[TASK GOAL]:
From the entries below, copy every line that holds the word "lokation".

[Data items]

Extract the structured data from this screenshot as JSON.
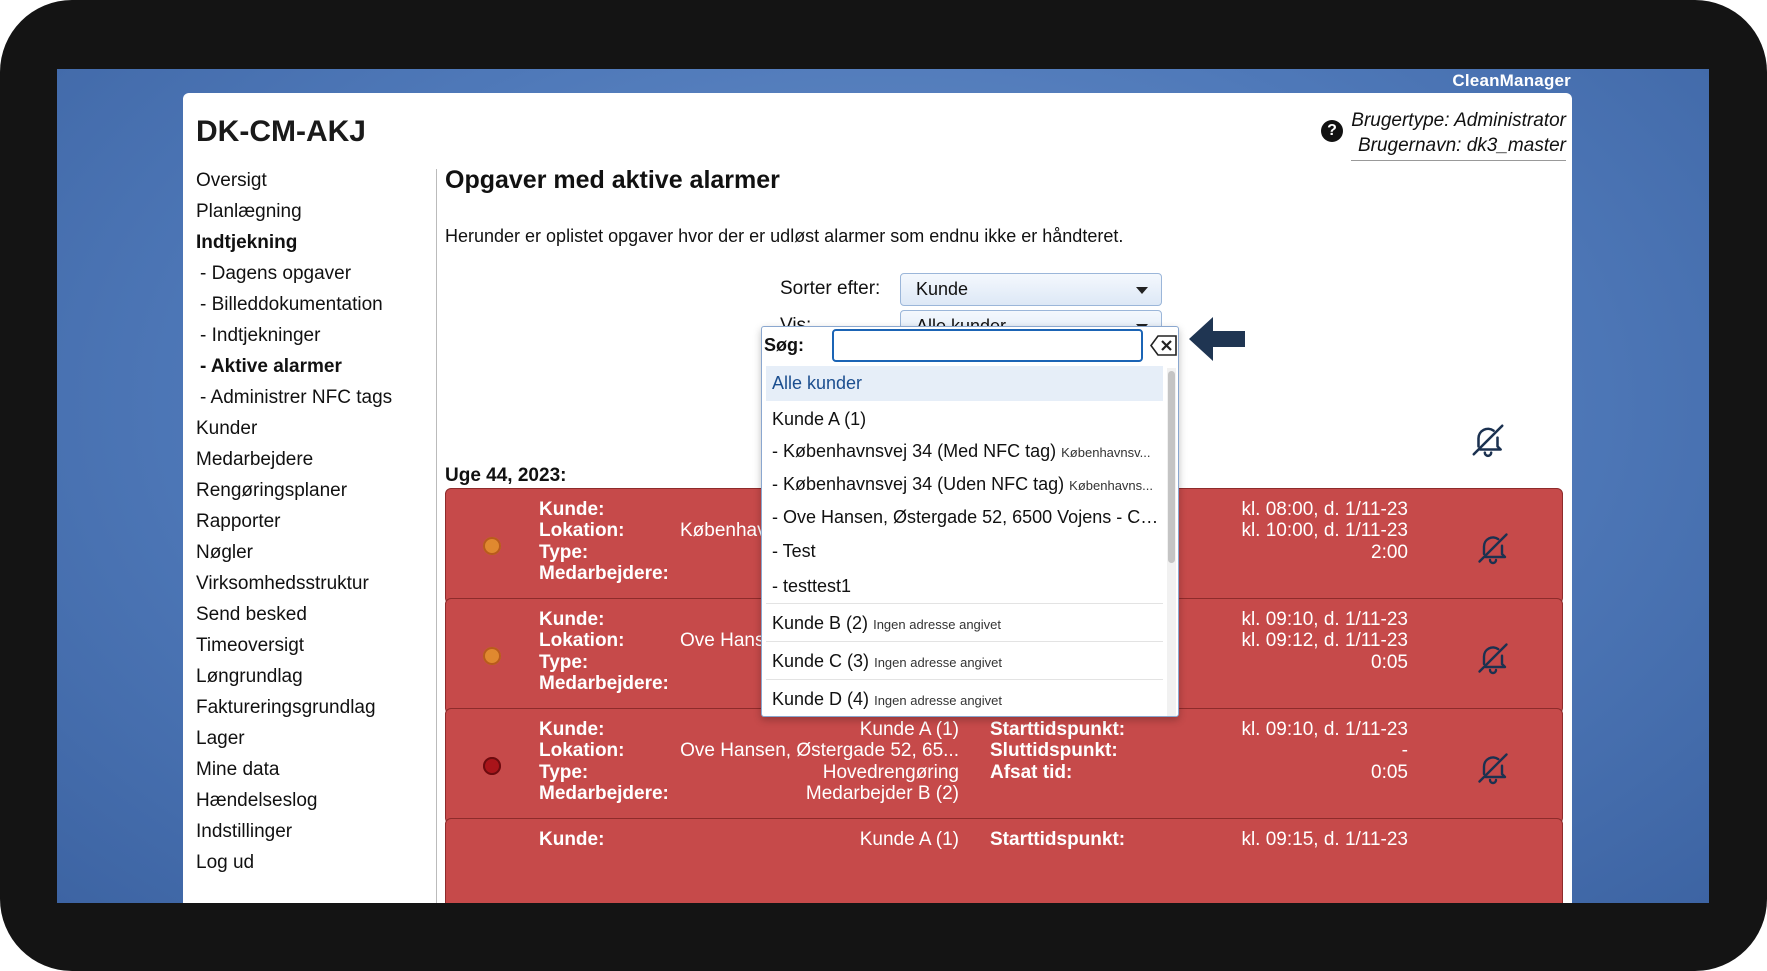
{
  "brand": "CleanManager",
  "header": {
    "title": "DK-CM-AKJ",
    "user_type": "Brugertype: Administrator",
    "user_name": "Brugernavn: dk3_master"
  },
  "sidebar": {
    "items": [
      {
        "label": "Oversigt"
      },
      {
        "label": "Planlægning"
      },
      {
        "label": "Indtjekning"
      },
      {
        "label": "- Dagens opgaver"
      },
      {
        "label": "- Billeddokumentation"
      },
      {
        "label": "- Indtjekninger"
      },
      {
        "label": "- Aktive alarmer"
      },
      {
        "label": "- Administrer NFC tags"
      },
      {
        "label": "Kunder"
      },
      {
        "label": "Medarbejdere"
      },
      {
        "label": "Rengøringsplaner"
      },
      {
        "label": "Rapporter"
      },
      {
        "label": "Nøgler"
      },
      {
        "label": "Virksomhedsstruktur"
      },
      {
        "label": "Send besked"
      },
      {
        "label": "Timeoversigt"
      },
      {
        "label": "Løngrundlag"
      },
      {
        "label": "Faktureringsgrundlag"
      },
      {
        "label": "Lager"
      },
      {
        "label": "Mine data"
      },
      {
        "label": "Hændelseslog"
      },
      {
        "label": "Indstillinger"
      },
      {
        "label": "Log ud"
      }
    ]
  },
  "main": {
    "title": "Opgaver med aktive alarmer",
    "intro": "Herunder er oplistet opgaver hvor der er udløst alarmer som endnu ikke er håndteret.",
    "sort_label": "Sorter efter:",
    "sort_value": "Kunde",
    "show_label": "Vis:",
    "show_value": "Alle kunder",
    "week_label": "Uge 44, 2023:"
  },
  "labels": {
    "kunde": "Kunde:",
    "lokation": "Lokation:",
    "type": "Type:",
    "medarbejdere": "Medarbejdere:",
    "start": "Starttidspunkt:",
    "slut": "Sluttidspunkt:",
    "afsat": "Afsat tid:"
  },
  "alarms": [
    {
      "kunde": "",
      "lokation": "Københav",
      "type": "",
      "medarbejdere": "",
      "start": "kl. 08:00, d. 1/11-23",
      "slut": "kl. 10:00, d. 1/11-23",
      "afsat": "2:00",
      "status_color": "#e0892f"
    },
    {
      "kunde": "",
      "lokation": "Ove Hans",
      "type": "",
      "medarbejdere": "",
      "start": "kl. 09:10, d. 1/11-23",
      "slut": "kl. 09:12, d. 1/11-23",
      "afsat": "0:05",
      "status_color": "#e0892f"
    },
    {
      "kunde": "Kunde A (1)",
      "lokation": "Ove Hansen, Østergade 52, 65...",
      "type": "Hovedrengøring",
      "medarbejdere": "Medarbejder B (2)",
      "start": "kl. 09:10, d. 1/11-23",
      "slut": "-",
      "afsat": "0:05",
      "status_color": "#a9141a"
    },
    {
      "kunde": "Kunde A (1)",
      "start": "kl. 09:15, d. 1/11-23"
    }
  ],
  "dropdown": {
    "search_label": "Søg:",
    "search_value": "",
    "items": [
      {
        "label": "Alle kunder",
        "note": ""
      },
      {
        "label": "Kunde A (1)",
        "note": ""
      },
      {
        "label": "- Københavnsvej 34 (Med NFC tag)",
        "note": "Københavnsv..."
      },
      {
        "label": "- Københavnsvej 34 (Uden NFC tag)",
        "note": "Københavns..."
      },
      {
        "label": "- Ove Hansen, Østergade 52, 6500 Vojens - CP...",
        "note": ""
      },
      {
        "label": "- Test",
        "note": ""
      },
      {
        "label": "- testtest1",
        "note": ""
      },
      {
        "label": "Kunde B (2)",
        "note": "Ingen adresse angivet"
      },
      {
        "label": "Kunde C (3)",
        "note": "Ingen adresse angivet"
      },
      {
        "label": "Kunde D (4)",
        "note": "Ingen adresse angivet"
      }
    ]
  },
  "colors": {
    "alarm_bg": "#c64a4a",
    "desktop_blue": "#4f79b9",
    "accent": "#1b64b5"
  },
  "icons": [
    "help-icon",
    "bell-off-icon",
    "arrow-left-icon",
    "clear-input-icon",
    "caret-down-icon"
  ]
}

[ANSWER FOR THE TASK]:
    "lokation": "Lokation:",
      "lokation": "Københav",
      "lokation": "Ove Hans",
      "lokation": "Ove Hansen, Østergade 52, 65...",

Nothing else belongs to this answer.